# Data entries
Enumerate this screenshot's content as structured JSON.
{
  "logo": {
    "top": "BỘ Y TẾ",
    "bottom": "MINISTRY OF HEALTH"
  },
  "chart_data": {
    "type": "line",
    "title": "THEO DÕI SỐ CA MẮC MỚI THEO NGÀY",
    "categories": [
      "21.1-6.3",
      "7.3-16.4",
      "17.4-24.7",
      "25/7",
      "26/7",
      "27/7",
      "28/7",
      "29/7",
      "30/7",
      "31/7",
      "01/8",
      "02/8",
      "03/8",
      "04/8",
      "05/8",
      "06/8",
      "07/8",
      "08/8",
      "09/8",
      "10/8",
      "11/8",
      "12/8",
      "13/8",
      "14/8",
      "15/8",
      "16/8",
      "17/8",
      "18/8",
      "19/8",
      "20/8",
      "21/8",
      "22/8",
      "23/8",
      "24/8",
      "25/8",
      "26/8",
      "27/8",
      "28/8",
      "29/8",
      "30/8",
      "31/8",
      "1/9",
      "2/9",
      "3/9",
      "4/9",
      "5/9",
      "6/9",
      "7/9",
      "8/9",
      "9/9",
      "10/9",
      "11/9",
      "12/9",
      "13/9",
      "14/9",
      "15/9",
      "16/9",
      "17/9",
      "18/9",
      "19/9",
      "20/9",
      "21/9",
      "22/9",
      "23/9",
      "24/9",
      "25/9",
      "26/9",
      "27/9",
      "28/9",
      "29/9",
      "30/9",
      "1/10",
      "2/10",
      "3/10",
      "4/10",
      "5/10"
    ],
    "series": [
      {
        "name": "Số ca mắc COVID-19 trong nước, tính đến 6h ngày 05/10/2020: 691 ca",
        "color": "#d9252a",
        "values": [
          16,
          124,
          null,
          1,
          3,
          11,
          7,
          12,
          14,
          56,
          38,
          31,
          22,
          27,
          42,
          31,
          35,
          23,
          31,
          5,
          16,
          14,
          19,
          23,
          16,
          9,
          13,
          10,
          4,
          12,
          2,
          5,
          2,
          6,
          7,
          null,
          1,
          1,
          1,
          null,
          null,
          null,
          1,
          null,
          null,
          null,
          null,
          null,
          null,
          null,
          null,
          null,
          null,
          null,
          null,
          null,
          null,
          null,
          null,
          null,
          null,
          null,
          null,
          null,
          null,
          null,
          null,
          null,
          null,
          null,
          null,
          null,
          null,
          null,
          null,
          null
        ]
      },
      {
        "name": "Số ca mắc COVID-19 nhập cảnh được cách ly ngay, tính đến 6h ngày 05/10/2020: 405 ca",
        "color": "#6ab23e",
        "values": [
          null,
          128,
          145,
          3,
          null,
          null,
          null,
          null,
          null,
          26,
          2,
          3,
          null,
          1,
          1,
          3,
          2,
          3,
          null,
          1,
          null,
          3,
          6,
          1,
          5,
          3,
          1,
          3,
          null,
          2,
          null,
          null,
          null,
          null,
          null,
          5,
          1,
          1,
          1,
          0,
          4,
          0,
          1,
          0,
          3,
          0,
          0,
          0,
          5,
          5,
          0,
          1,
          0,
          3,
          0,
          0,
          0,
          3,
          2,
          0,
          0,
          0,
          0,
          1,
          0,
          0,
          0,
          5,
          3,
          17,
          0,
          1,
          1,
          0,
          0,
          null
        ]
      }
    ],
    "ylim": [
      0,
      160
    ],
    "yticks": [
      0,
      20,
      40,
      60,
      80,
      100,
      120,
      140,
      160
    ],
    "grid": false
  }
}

# Do this
Search the entries for the word "tính", then gather every line that has it.

# Response to this exercise
        "name": "Số ca mắc COVID-19 trong nước, tính đến 6h ngày 05/10/2020: 691 ca",
        "name": "Số ca mắc COVID-19 nhập cảnh được cách ly ngay, tính đến 6h ngày 05/10/2020: 405 ca",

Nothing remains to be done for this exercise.